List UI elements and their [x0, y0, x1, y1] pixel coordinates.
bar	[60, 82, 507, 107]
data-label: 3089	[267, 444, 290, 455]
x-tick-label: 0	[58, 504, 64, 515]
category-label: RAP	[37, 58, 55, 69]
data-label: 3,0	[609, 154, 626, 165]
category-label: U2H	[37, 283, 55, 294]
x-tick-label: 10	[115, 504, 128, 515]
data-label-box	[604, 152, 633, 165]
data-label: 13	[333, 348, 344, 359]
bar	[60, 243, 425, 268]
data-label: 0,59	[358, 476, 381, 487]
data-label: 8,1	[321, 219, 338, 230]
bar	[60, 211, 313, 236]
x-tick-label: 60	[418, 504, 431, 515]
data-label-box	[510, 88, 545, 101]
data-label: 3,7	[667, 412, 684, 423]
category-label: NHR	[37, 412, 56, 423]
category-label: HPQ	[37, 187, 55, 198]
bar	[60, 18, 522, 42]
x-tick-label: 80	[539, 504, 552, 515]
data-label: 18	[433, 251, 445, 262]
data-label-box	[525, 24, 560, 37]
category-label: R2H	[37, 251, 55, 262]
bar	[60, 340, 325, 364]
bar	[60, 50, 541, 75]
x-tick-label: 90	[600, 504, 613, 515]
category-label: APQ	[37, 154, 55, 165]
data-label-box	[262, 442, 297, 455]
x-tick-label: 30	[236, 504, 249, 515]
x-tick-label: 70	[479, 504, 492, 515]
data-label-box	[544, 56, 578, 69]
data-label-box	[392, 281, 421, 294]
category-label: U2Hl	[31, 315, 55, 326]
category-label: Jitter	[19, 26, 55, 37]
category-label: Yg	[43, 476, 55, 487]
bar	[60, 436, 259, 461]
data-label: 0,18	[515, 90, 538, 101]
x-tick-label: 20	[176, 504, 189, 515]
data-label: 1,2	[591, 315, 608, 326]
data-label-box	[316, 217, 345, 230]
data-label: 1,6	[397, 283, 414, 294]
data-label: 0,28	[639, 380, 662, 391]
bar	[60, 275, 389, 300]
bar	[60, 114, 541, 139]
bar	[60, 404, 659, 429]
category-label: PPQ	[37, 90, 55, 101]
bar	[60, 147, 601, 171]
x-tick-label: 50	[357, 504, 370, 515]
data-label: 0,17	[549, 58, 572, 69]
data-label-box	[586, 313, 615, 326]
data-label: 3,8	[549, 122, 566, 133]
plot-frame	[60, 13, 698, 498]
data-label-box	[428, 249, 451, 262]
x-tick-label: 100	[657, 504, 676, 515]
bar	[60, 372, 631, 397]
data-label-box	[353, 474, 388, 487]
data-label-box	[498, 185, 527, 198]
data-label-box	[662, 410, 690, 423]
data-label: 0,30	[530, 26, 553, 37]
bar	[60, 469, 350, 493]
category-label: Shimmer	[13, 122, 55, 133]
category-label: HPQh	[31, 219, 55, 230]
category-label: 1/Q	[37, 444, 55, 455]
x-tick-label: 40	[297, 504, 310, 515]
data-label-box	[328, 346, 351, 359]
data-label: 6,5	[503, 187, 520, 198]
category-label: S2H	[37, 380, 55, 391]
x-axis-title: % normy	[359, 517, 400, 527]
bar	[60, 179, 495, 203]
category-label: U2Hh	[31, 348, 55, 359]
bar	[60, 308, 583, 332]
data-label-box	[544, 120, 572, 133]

******

### CHALLENGE
Extract the lines above and repeat each one exactly as it appears, keeping their order.

### WRITTEN RESPONSE
List UI elements and their [x0, y0, x1, y1] pixel coordinates.
bar	[60, 82, 507, 107]
data-label: 3089	[267, 444, 290, 455]
x-tick-label: 0	[58, 504, 64, 515]
category-label: RAP	[37, 58, 55, 69]
data-label: 3,0	[609, 154, 626, 165]
category-label: U2H	[37, 283, 55, 294]
x-tick-label: 10	[115, 504, 128, 515]
data-label-box	[604, 152, 633, 165]
data-label: 13	[333, 348, 344, 359]
bar	[60, 243, 425, 268]
data-label: 0,59	[358, 476, 381, 487]
data-label: 8,1	[321, 219, 338, 230]
bar	[60, 211, 313, 236]
x-tick-label: 60	[418, 504, 431, 515]
data-label-box	[510, 88, 545, 101]
data-label: 3,7	[667, 412, 684, 423]
category-label: NHR	[37, 412, 56, 423]
category-label: HPQ	[37, 187, 55, 198]
bar	[60, 18, 522, 42]
x-tick-label: 80	[539, 504, 552, 515]
data-label: 18	[433, 251, 445, 262]
data-label-box	[525, 24, 560, 37]
category-label: R2H	[37, 251, 55, 262]
bar	[60, 340, 325, 364]
bar	[60, 50, 541, 75]
x-tick-label: 90	[600, 504, 613, 515]
category-label: APQ	[37, 154, 55, 165]
data-label-box	[262, 442, 297, 455]
x-tick-label: 30	[236, 504, 249, 515]
x-tick-label: 70	[479, 504, 492, 515]
data-label-box	[544, 56, 578, 69]
data-label-box	[392, 281, 421, 294]
category-label: U2Hl	[31, 315, 55, 326]
category-label: Jitter	[19, 26, 55, 37]
category-label: Yg	[43, 476, 55, 487]
bar	[60, 436, 259, 461]
data-label: 0,18	[515, 90, 538, 101]
x-tick-label: 20	[176, 504, 189, 515]
data-label: 1,2	[591, 315, 608, 326]
data-label-box	[316, 217, 345, 230]
data-label: 1,6	[397, 283, 414, 294]
data-label: 0,28	[639, 380, 662, 391]
bar	[60, 275, 389, 300]
bar	[60, 114, 541, 139]
bar	[60, 404, 659, 429]
category-label: PPQ	[37, 90, 55, 101]
bar	[60, 147, 601, 171]
x-tick-label: 50	[357, 504, 370, 515]
data-label: 0,17	[549, 58, 572, 69]
data-label-box	[586, 313, 615, 326]
data-label: 3,8	[549, 122, 566, 133]
plot-frame	[60, 13, 698, 498]
data-label-box	[428, 249, 451, 262]
x-tick-label: 100	[657, 504, 676, 515]
bar	[60, 372, 631, 397]
data-label-box	[353, 474, 388, 487]
data-label-box	[498, 185, 527, 198]
data-label-box	[662, 410, 690, 423]
data-label: 0,30	[530, 26, 553, 37]
bar	[60, 469, 350, 493]
category-label: Shimmer	[13, 122, 55, 133]
category-label: HPQh	[31, 219, 55, 230]
category-label: 1/Q	[37, 444, 55, 455]
x-tick-label: 40	[297, 504, 310, 515]
data-label-box	[328, 346, 351, 359]
data-label: 6,5	[503, 187, 520, 198]
category-label: S2H	[37, 380, 55, 391]
x-axis-title: % normy	[359, 517, 400, 527]
bar	[60, 179, 495, 203]
category-label: U2Hh	[31, 348, 55, 359]
bar	[60, 308, 583, 332]
data-label-box	[544, 120, 572, 133]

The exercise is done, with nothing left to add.